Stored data
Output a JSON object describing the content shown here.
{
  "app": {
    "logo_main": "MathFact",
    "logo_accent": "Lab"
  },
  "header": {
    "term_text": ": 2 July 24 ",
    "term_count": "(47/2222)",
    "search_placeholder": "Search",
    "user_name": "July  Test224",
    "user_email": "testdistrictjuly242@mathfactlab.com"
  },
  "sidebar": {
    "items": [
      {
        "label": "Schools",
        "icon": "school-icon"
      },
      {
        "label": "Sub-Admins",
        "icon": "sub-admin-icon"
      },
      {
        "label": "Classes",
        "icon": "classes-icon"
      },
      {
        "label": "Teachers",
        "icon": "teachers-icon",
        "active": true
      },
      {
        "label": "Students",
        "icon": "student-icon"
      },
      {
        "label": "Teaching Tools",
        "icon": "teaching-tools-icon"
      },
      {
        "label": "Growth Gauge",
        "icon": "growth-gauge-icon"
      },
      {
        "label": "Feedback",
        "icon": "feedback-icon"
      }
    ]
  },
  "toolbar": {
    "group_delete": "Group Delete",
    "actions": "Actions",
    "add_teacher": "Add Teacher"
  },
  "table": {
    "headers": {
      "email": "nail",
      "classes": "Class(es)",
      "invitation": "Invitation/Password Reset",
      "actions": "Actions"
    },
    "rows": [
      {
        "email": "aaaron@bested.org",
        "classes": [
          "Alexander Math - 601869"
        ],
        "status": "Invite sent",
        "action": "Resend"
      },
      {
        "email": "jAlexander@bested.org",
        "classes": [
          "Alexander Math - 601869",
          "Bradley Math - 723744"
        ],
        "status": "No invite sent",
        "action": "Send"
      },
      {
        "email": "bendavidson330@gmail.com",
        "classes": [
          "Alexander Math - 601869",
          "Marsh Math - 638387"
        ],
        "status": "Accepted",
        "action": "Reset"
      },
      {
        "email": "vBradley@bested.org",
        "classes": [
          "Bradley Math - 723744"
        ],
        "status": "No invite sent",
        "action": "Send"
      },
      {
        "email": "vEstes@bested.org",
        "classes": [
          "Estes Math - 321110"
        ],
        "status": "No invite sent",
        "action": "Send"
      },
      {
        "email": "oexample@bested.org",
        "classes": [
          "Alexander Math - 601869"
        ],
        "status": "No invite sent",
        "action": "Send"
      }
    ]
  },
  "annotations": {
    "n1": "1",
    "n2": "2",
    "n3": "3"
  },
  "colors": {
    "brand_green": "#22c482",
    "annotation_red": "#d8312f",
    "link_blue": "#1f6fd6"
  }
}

■ AIM:
Scan the data for the word "Reset" and copy every line where it shows up.

■ COMPLETED EXERCISE:
      "invitation": "Invitation/Password Reset",
        "action": "Reset"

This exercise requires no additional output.